▶ [Direction] Copy each line of the entries that contains the word "this".

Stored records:
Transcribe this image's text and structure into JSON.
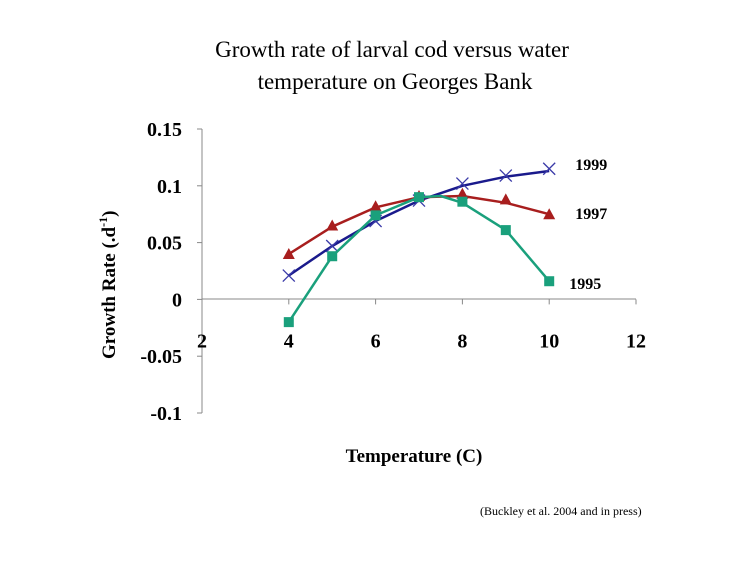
{
  "chart_data": {
    "type": "line",
    "title_lines": [
      "Growth rate of larval cod versus water",
      "temperature on Georges Bank"
    ],
    "xlabel": "Temperature (C)",
    "ylabel_main": "Growth Rate (.d",
    "ylabel_sup": "-1",
    "ylabel_close": ")",
    "xlim": [
      2,
      12
    ],
    "ylim": [
      -0.1,
      0.15
    ],
    "xticks": [
      "2",
      "4",
      "6",
      "8",
      "10",
      "12"
    ],
    "yticks": [
      "0.15",
      "0.1",
      "0.05",
      "0",
      "-0.05",
      "-0.1"
    ],
    "grid": false,
    "series": [
      {
        "name": "1999",
        "color": "#1a1a8c",
        "marker": "x",
        "fit": [
          [
            4,
            0.021
          ],
          [
            5,
            0.047
          ],
          [
            6,
            0.069
          ],
          [
            7,
            0.087
          ],
          [
            8,
            0.1
          ],
          [
            9,
            0.108
          ],
          [
            10,
            0.113
          ]
        ],
        "points": [
          [
            4,
            0.021
          ],
          [
            5,
            0.047
          ],
          [
            6,
            0.069
          ],
          [
            7,
            0.087
          ],
          [
            8,
            0.102
          ],
          [
            9,
            0.109
          ],
          [
            10,
            0.115
          ]
        ]
      },
      {
        "name": "1997",
        "color": "#a81e1e",
        "marker": "triangle",
        "fit": [
          [
            4,
            0.04
          ],
          [
            5,
            0.064
          ],
          [
            6,
            0.081
          ],
          [
            7,
            0.09
          ],
          [
            8,
            0.091
          ],
          [
            9,
            0.085
          ],
          [
            10,
            0.075
          ]
        ],
        "points": [
          [
            4,
            0.04
          ],
          [
            5,
            0.065
          ],
          [
            6,
            0.082
          ],
          [
            7,
            0.091
          ],
          [
            8,
            0.093
          ],
          [
            9,
            0.088
          ],
          [
            10,
            0.075
          ]
        ]
      },
      {
        "name": "1995",
        "color": "#1aa07c",
        "marker": "square",
        "fit": [
          [
            4,
            -0.02
          ],
          [
            5,
            0.038
          ],
          [
            6,
            0.074
          ],
          [
            7,
            0.09
          ],
          [
            7.5,
            0.091
          ],
          [
            8,
            0.085
          ],
          [
            9,
            0.061
          ],
          [
            10,
            0.016
          ]
        ],
        "points": [
          [
            4,
            -0.02
          ],
          [
            5,
            0.038
          ],
          [
            6,
            0.074
          ],
          [
            7,
            0.09
          ],
          [
            8,
            0.086
          ],
          [
            9,
            0.061
          ],
          [
            10,
            0.016
          ]
        ]
      }
    ]
  },
  "citation": "(Buckley et al. 2004 and in press)"
}
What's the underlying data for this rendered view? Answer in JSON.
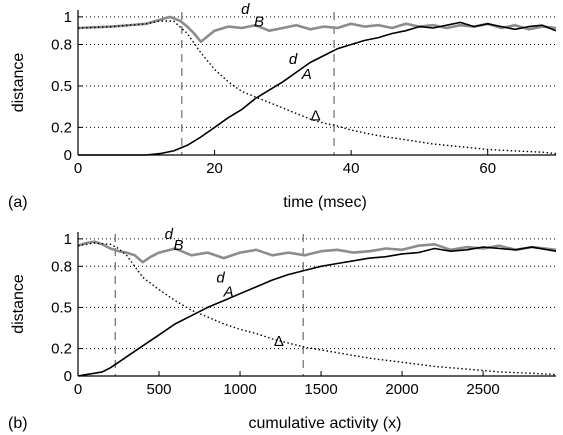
{
  "chart_data": [
    {
      "type": "line",
      "panel_label": "(a)",
      "xlabel": "time (msec)",
      "ylabel": "distance",
      "xlim": [
        0,
        70
      ],
      "ylim": [
        0,
        1.05
      ],
      "xticks": [
        0,
        20,
        40,
        60
      ],
      "yticks": [
        0,
        0.2,
        0.5,
        0.8,
        1
      ],
      "ytick_labels": [
        "0",
        "0.2",
        "0.5",
        "0.8",
        "1"
      ],
      "grid": "horizontal dotted at y ticks",
      "vlines": [
        15.2,
        37.5
      ],
      "series": [
        {
          "key": "dB",
          "color": "#8c8c8c",
          "style": "solid-thick",
          "x": [
            0,
            5,
            10,
            12,
            13.5,
            15,
            16,
            17,
            18,
            19,
            20,
            22,
            24,
            26,
            28,
            30,
            32,
            34,
            36,
            38,
            40,
            42,
            44,
            46,
            48,
            50,
            52,
            54,
            56,
            58,
            60,
            62,
            64,
            66,
            68,
            70
          ],
          "y": [
            0.92,
            0.93,
            0.95,
            0.98,
            1.0,
            0.97,
            0.93,
            0.88,
            0.82,
            0.86,
            0.9,
            0.93,
            0.92,
            0.94,
            0.9,
            0.92,
            0.94,
            0.91,
            0.93,
            0.92,
            0.95,
            0.93,
            0.94,
            0.92,
            0.95,
            0.93,
            0.94,
            0.92,
            0.94,
            0.93,
            0.95,
            0.92,
            0.94,
            0.91,
            0.93,
            0.92
          ]
        },
        {
          "key": "dA",
          "color": "#000000",
          "style": "solid",
          "x": [
            0,
            10,
            12,
            14,
            16,
            18,
            20,
            22,
            24,
            26,
            28,
            30,
            32,
            34,
            36,
            38,
            40,
            42,
            44,
            46,
            48,
            50,
            52,
            54,
            56,
            58,
            60,
            62,
            64,
            66,
            68,
            70
          ],
          "y": [
            0,
            0,
            0.01,
            0.03,
            0.07,
            0.13,
            0.2,
            0.27,
            0.33,
            0.41,
            0.47,
            0.53,
            0.6,
            0.67,
            0.72,
            0.77,
            0.8,
            0.83,
            0.85,
            0.88,
            0.9,
            0.93,
            0.92,
            0.94,
            0.96,
            0.93,
            0.95,
            0.93,
            0.91,
            0.93,
            0.94,
            0.9
          ]
        },
        {
          "key": "delta",
          "color": "#000000",
          "style": "dotted",
          "x": [
            0,
            5,
            10,
            12,
            14,
            16,
            18,
            20,
            22,
            24,
            26,
            28,
            30,
            32,
            34,
            36,
            38,
            40,
            44,
            48,
            52,
            56,
            60,
            64,
            68,
            70
          ],
          "y": [
            0.92,
            0.93,
            0.95,
            0.97,
            0.97,
            0.88,
            0.74,
            0.62,
            0.53,
            0.46,
            0.42,
            0.38,
            0.34,
            0.3,
            0.26,
            0.23,
            0.21,
            0.18,
            0.14,
            0.11,
            0.08,
            0.06,
            0.04,
            0.03,
            0.02,
            0.01
          ]
        }
      ],
      "annotations": [
        {
          "text": "d",
          "x": 24.5,
          "y": 1.02,
          "italic": true
        },
        {
          "text": "B",
          "x": 26.5,
          "y": 0.93,
          "italic": true
        },
        {
          "text": "d",
          "x": 31.5,
          "y": 0.66,
          "italic": true
        },
        {
          "text": "A",
          "x": 33.5,
          "y": 0.55,
          "italic": true
        },
        {
          "text": "Δ",
          "x": 34.8,
          "y": 0.25,
          "italic": false
        }
      ]
    },
    {
      "type": "line",
      "panel_label": "(b)",
      "xlabel": "cumulative activity (x)",
      "ylabel": "distance",
      "xlim": [
        0,
        2950
      ],
      "ylim": [
        0,
        1.05
      ],
      "xticks": [
        0,
        500,
        1000,
        1500,
        2000,
        2500
      ],
      "yticks": [
        0,
        0.2,
        0.5,
        0.8,
        1
      ],
      "ytick_labels": [
        "0",
        "0.2",
        "0.5",
        "0.8",
        "1"
      ],
      "grid": "horizontal dotted at y ticks",
      "vlines": [
        230,
        1390
      ],
      "series": [
        {
          "key": "dB",
          "color": "#8c8c8c",
          "style": "solid-thick",
          "x": [
            0,
            50,
            100,
            150,
            200,
            250,
            300,
            350,
            400,
            450,
            500,
            600,
            700,
            800,
            900,
            1000,
            1100,
            1200,
            1300,
            1400,
            1500,
            1600,
            1700,
            1800,
            1900,
            2000,
            2100,
            2200,
            2300,
            2400,
            2500,
            2600,
            2700,
            2800,
            2950
          ],
          "y": [
            0.95,
            0.97,
            0.98,
            0.96,
            0.93,
            0.91,
            0.9,
            0.88,
            0.83,
            0.87,
            0.9,
            0.93,
            0.88,
            0.9,
            0.86,
            0.9,
            0.92,
            0.88,
            0.9,
            0.88,
            0.91,
            0.92,
            0.9,
            0.91,
            0.93,
            0.92,
            0.95,
            0.96,
            0.92,
            0.94,
            0.93,
            0.95,
            0.92,
            0.94,
            0.92
          ]
        },
        {
          "key": "dA",
          "color": "#000000",
          "style": "solid",
          "x": [
            0,
            50,
            100,
            150,
            200,
            250,
            300,
            400,
            500,
            600,
            700,
            800,
            900,
            1000,
            1100,
            1200,
            1300,
            1400,
            1500,
            1600,
            1700,
            1800,
            1900,
            2000,
            2100,
            2200,
            2300,
            2400,
            2500,
            2600,
            2700,
            2800,
            2950
          ],
          "y": [
            0,
            0.01,
            0.02,
            0.03,
            0.06,
            0.1,
            0.14,
            0.22,
            0.3,
            0.38,
            0.44,
            0.5,
            0.55,
            0.6,
            0.65,
            0.7,
            0.74,
            0.77,
            0.8,
            0.82,
            0.84,
            0.86,
            0.87,
            0.89,
            0.9,
            0.93,
            0.91,
            0.92,
            0.94,
            0.93,
            0.92,
            0.94,
            0.91
          ]
        },
        {
          "key": "delta",
          "color": "#000000",
          "style": "dotted",
          "x": [
            0,
            100,
            200,
            250,
            300,
            350,
            400,
            500,
            600,
            700,
            800,
            900,
            1000,
            1100,
            1200,
            1300,
            1400,
            1600,
            1800,
            2000,
            2200,
            2400,
            2600,
            2800,
            2950
          ],
          "y": [
            0.95,
            0.97,
            0.96,
            0.93,
            0.88,
            0.8,
            0.72,
            0.63,
            0.55,
            0.48,
            0.43,
            0.38,
            0.34,
            0.31,
            0.27,
            0.24,
            0.21,
            0.17,
            0.13,
            0.1,
            0.07,
            0.05,
            0.03,
            0.02,
            0.01
          ]
        }
      ],
      "annotations": [
        {
          "text": "d",
          "x": 560,
          "y": 1.0,
          "italic": true
        },
        {
          "text": "B",
          "x": 620,
          "y": 0.92,
          "italic": true
        },
        {
          "text": "d",
          "x": 880,
          "y": 0.68,
          "italic": true
        },
        {
          "text": "A",
          "x": 930,
          "y": 0.58,
          "italic": true
        },
        {
          "text": "Δ",
          "x": 1240,
          "y": 0.22,
          "italic": false
        }
      ]
    }
  ]
}
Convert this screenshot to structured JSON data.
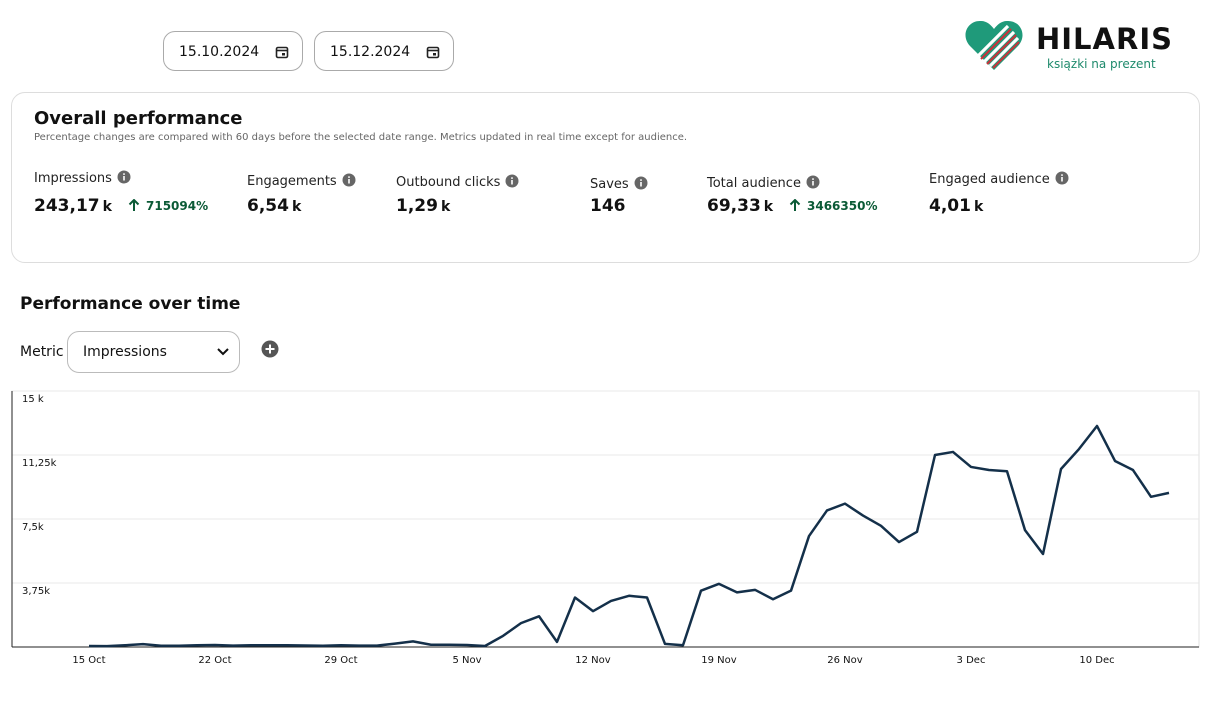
{
  "date_range": {
    "start": "15.10.2024",
    "end": "15.12.2024"
  },
  "logo": {
    "name": "HILARIS",
    "tagline": "książki na prezent"
  },
  "overall": {
    "title": "Overall performance",
    "subtitle": "Percentage changes are compared with 60 days before the selected date range. Metrics updated in real time except for audience.",
    "metrics": [
      {
        "label": "Impressions",
        "value": "243,17",
        "unit": "k",
        "change": "715094%"
      },
      {
        "label": "Engagements",
        "value": "6,54",
        "unit": "k"
      },
      {
        "label": "Outbound clicks",
        "value": "1,29",
        "unit": "k"
      },
      {
        "label": "Saves",
        "value": "146"
      },
      {
        "label": "Total audience",
        "value": "69,33",
        "unit": "k",
        "change": "3466350%"
      },
      {
        "label": "Engaged audience",
        "value": "4,01",
        "unit": "k"
      }
    ]
  },
  "performance": {
    "title": "Performance over time",
    "metric_label": "Metric",
    "metric_selected": "Impressions"
  },
  "chart_data": {
    "type": "line",
    "color": "#14304a",
    "categories": [
      "15 Oct",
      null,
      null,
      null,
      null,
      null,
      null,
      "22 Oct",
      null,
      null,
      null,
      null,
      null,
      null,
      "29 Oct",
      null,
      null,
      null,
      null,
      null,
      null,
      "5 Nov",
      null,
      null,
      null,
      null,
      null,
      null,
      "12 Nov",
      null,
      null,
      null,
      null,
      null,
      null,
      "19 Nov",
      null,
      null,
      null,
      null,
      null,
      null,
      "26 Nov",
      null,
      null,
      null,
      null,
      null,
      null,
      "3 Dec",
      null,
      null,
      null,
      null,
      null,
      null,
      "10 Dec",
      null,
      null,
      null,
      null
    ],
    "values": [
      60,
      50,
      100,
      170,
      70,
      70,
      100,
      120,
      80,
      100,
      100,
      100,
      90,
      70,
      100,
      80,
      80,
      200,
      330,
      130,
      130,
      120,
      60,
      650,
      1400,
      1800,
      300,
      2900,
      2100,
      2700,
      3000,
      2900,
      180,
      100,
      3300,
      3700,
      3200,
      3350,
      2800,
      3300,
      6500,
      8000,
      8400,
      7700,
      7100,
      6150,
      6750,
      11250,
      11430,
      10550,
      10370,
      10300,
      6850,
      5450,
      10430,
      11600,
      12950,
      10900,
      10370,
      8800,
      9030
    ],
    "ylim": [
      0,
      15000
    ],
    "yticks": [
      {
        "value": 3750,
        "label": "3,75k"
      },
      {
        "value": 7500,
        "label": "7,5k"
      },
      {
        "value": 11250,
        "label": "11,25k"
      },
      {
        "value": 15000,
        "label": "15 k"
      }
    ],
    "grid": true
  }
}
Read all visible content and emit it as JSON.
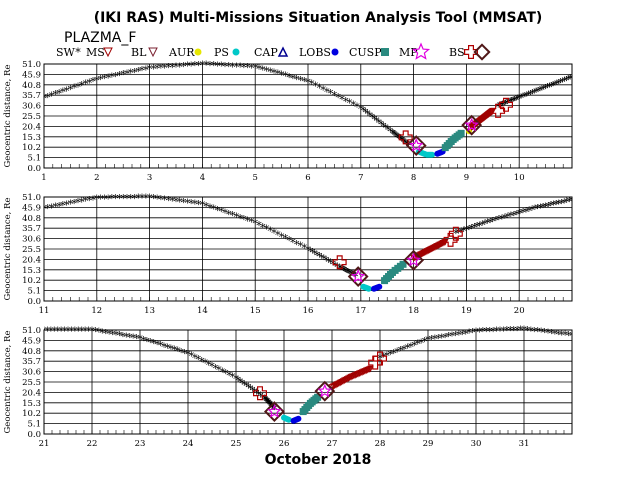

▶ [Finished answer]
Transcribe this image's text and structure into JSON.
What's the underlying data for this rendered view? Answer in JSON.
Convert this screenshot to structured JSON data.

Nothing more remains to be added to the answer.